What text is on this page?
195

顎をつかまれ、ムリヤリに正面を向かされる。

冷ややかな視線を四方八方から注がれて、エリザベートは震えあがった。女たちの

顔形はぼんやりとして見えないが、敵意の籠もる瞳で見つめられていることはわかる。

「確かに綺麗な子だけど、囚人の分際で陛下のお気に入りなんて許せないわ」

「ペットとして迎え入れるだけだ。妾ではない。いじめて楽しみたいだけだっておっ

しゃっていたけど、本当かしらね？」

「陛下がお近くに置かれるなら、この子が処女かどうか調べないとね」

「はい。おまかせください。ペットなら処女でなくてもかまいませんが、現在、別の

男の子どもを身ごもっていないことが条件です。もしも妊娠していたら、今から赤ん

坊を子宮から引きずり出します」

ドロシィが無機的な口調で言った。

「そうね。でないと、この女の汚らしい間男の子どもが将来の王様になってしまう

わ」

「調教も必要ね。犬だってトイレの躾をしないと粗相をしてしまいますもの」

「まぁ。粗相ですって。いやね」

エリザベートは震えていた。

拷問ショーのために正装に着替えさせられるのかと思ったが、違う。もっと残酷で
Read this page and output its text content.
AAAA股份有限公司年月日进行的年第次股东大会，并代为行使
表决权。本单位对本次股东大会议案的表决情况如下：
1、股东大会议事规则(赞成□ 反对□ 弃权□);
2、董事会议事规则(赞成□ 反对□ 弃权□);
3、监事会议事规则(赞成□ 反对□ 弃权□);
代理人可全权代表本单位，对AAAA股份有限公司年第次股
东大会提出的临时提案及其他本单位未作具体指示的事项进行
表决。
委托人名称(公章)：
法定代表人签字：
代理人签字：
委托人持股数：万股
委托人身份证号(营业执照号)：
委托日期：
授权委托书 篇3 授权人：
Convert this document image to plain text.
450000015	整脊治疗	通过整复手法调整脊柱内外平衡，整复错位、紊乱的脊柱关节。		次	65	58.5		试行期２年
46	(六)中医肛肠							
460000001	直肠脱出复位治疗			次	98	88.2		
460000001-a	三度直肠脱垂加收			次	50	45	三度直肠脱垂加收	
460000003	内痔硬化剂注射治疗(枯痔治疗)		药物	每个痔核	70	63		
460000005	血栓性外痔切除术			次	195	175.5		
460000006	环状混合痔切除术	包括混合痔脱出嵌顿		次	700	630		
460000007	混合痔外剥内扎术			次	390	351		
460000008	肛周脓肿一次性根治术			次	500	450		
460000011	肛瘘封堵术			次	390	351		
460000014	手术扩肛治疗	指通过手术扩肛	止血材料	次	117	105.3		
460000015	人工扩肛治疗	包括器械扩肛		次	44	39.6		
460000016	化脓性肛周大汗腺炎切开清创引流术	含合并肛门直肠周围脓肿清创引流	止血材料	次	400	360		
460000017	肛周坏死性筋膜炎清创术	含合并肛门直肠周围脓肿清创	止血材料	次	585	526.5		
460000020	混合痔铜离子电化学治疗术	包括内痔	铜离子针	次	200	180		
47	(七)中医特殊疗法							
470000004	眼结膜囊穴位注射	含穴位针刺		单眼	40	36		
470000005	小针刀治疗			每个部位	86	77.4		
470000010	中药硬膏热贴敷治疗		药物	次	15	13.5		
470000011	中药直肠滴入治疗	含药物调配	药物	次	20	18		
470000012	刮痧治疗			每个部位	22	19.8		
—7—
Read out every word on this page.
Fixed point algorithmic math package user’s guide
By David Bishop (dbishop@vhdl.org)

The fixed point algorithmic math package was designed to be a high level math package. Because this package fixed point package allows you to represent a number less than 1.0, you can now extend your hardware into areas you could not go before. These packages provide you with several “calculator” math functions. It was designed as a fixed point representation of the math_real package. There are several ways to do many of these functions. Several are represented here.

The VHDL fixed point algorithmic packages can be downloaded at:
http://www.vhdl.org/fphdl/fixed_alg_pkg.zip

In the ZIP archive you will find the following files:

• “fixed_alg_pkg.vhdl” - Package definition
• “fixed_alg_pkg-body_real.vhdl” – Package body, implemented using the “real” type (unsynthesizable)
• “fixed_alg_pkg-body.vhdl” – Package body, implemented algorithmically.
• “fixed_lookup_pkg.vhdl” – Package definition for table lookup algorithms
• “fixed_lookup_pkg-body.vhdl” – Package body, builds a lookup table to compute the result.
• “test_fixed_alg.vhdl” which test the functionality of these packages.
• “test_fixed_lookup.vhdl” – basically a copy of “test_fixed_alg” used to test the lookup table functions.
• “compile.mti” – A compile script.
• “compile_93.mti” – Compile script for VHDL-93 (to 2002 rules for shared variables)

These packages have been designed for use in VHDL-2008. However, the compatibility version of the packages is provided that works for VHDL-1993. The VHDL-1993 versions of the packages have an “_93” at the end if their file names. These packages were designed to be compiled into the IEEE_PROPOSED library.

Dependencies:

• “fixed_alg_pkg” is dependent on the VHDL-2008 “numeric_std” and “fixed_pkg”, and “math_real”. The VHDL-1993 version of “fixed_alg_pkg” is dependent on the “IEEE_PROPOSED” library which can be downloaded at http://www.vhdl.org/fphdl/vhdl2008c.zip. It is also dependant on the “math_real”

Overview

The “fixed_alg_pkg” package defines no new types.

------------------------------------------------------------

WHAT YOU HAVE TO DO:
Transcribe all the entries, keeping each one exactly as it is.

EXPECTED OUTPUT:
What text is on this page?
195

顎をつかまれ、ムリヤリに正面を向かされる。

冷ややかな視線を四方八方から注がれて、エリザベートは震えあがった。女たちの

顔形はぼんやりとして見えないが、敵意の籠もる瞳で見つめられていることはわかる。

「確かに綺麗な子だけど、囚人の分際で陛下のお気に入りなんて許せないわ」

「ペットとして迎え入れるだけだ。妾ではない。いじめて楽しみたいだけだっておっ

しゃっていたけど、本当かしらね？」

「陛下がお近くに置かれるなら、この子が処女かどうか調べないとね」

「はい。おまかせください。ペットなら処女でなくてもかまいませんが、現在、別の

男の子どもを身ごもっていないことが条件です。もしも妊娠していたら、今から赤ん

坊を子宮から引きずり出します」

ドロシィが無機的な口調で言った。

「そうね。でないと、この女の汚らしい間男の子どもが将来の王様になってしまう

わ」

「調教も必要ね。犬だってトイレの躾をしないと粗相をしてしまいますもの」

「まぁ。粗相ですって。いやね」

エリザベートは震えていた。

拷問ショーのために正装に着替えさせられるのかと思ったが、違う。もっと残酷で
Read this page and output its text content.
AAAA股份有限公司年月日进行的年第次股东大会，并代为行使
表决权。本单位对本次股东大会议案的表决情况如下：
1、股东大会议事规则(赞成□ 反对□ 弃权□);
2、董事会议事规则(赞成□ 反对□ 弃权□);
3、监事会议事规则(赞成□ 反对□ 弃权□);
代理人可全权代表本单位，对AAAA股份有限公司年第次股
东大会提出的临时提案及其他本单位未作具体指示的事项进行
表决。
委托人名称(公章)：
法定代表人签字：
代理人签字：
委托人持股数：万股
委托人身份证号(营业执照号)：
委托日期：
授权委托书 篇3 授权人：
Convert this document image to plain text.
450000015	整脊治疗	通过整复手法调整脊柱内外平衡，整复错位、紊乱的脊柱关节。		次	65	58.5		试行期２年
46	(六)中医肛肠							
460000001	直肠脱出复位治疗			次	98	88.2		
460000001-a	三度直肠脱垂加收			次	50	45	三度直肠脱垂加收	
460000003	内痔硬化剂注射治疗(枯痔治疗)		药物	每个痔核	70	63		
460000005	血栓性外痔切除术			次	195	175.5		
460000006	环状混合痔切除术	包括混合痔脱出嵌顿		次	700	630		
460000007	混合痔外剥内扎术			次	390	351		
460000008	肛周脓肿一次性根治术			次	500	450		
460000011	肛瘘封堵术			次	390	351		
460000014	手术扩肛治疗	指通过手术扩肛	止血材料	次	117	105.3		
460000015	人工扩肛治疗	包括器械扩肛		次	44	39.6		
460000016	化脓性肛周大汗腺炎切开清创引流术	含合并肛门直肠周围脓肿清创引流	止血材料	次	400	360		
460000017	肛周坏死性筋膜炎清创术	含合并肛门直肠周围脓肿清创	止血材料	次	585	526.5		
460000020	混合痔铜离子电化学治疗术	包括内痔	铜离子针	次	200	180		
47	(七)中医特殊疗法							
470000004	眼结膜囊穴位注射	含穴位针刺		单眼	40	36		
470000005	小针刀治疗			每个部位	86	77.4		
470000010	中药硬膏热贴敷治疗		药物	次	15	13.5		
470000011	中药直肠滴入治疗	含药物调配	药物	次	20	18		
470000012	刮痧治疗			每个部位	22	19.8		
—7—
Read out every word on this page.
Fixed point algorithmic math package user’s guide
By David Bishop (dbishop@vhdl.org)

The fixed point algorithmic math package was designed to be a high level math package. Because this package fixed point package allows you to represent a number less than 1.0, you can now extend your hardware into areas you could not go before. These packages provide you with several “calculator” math functions. It was designed as a fixed point representation of the math_real package. There are several ways to do many of these functions. Several are represented here.

The VHDL fixed point algorithmic packages can be downloaded at:
http://www.vhdl.org/fphdl/fixed_alg_pkg.zip

In the ZIP archive you will find the following files:

• “fixed_alg_pkg.vhdl” - Package definition
• “fixed_alg_pkg-body_real.vhdl” – Package body, implemented using the “real” type (unsynthesizable)
• “fixed_alg_pkg-body.vhdl” – Package body, implemented algorithmically.
• “fixed_lookup_pkg.vhdl” – Package definition for table lookup algorithms
• “fixed_lookup_pkg-body.vhdl” – Package body, builds a lookup table to compute the result.
• “test_fixed_alg.vhdl” which test the functionality of these packages.
• “test_fixed_lookup.vhdl” – basically a copy of “test_fixed_alg” used to test the lookup table functions.
• “compile.mti” – A compile script.
• “compile_93.mti” – Compile script for VHDL-93 (to 2002 rules for shared variables)

These packages have been designed for use in VHDL-2008. However, the compatibility version of the packages is provided that works for VHDL-1993. The VHDL-1993 versions of the packages have an “_93” at the end if their file names. These packages were designed to be compiled into the IEEE_PROPOSED library.

Dependencies:

• “fixed_alg_pkg” is dependent on the VHDL-2008 “numeric_std” and “fixed_pkg”, and “math_real”. The VHDL-1993 version of “fixed_alg_pkg” is dependent on the “IEEE_PROPOSED” library which can be downloaded at http://www.vhdl.org/fphdl/vhdl2008c.zip. It is also dependant on the “math_real”

Overview

The “fixed_alg_pkg” package defines no new types.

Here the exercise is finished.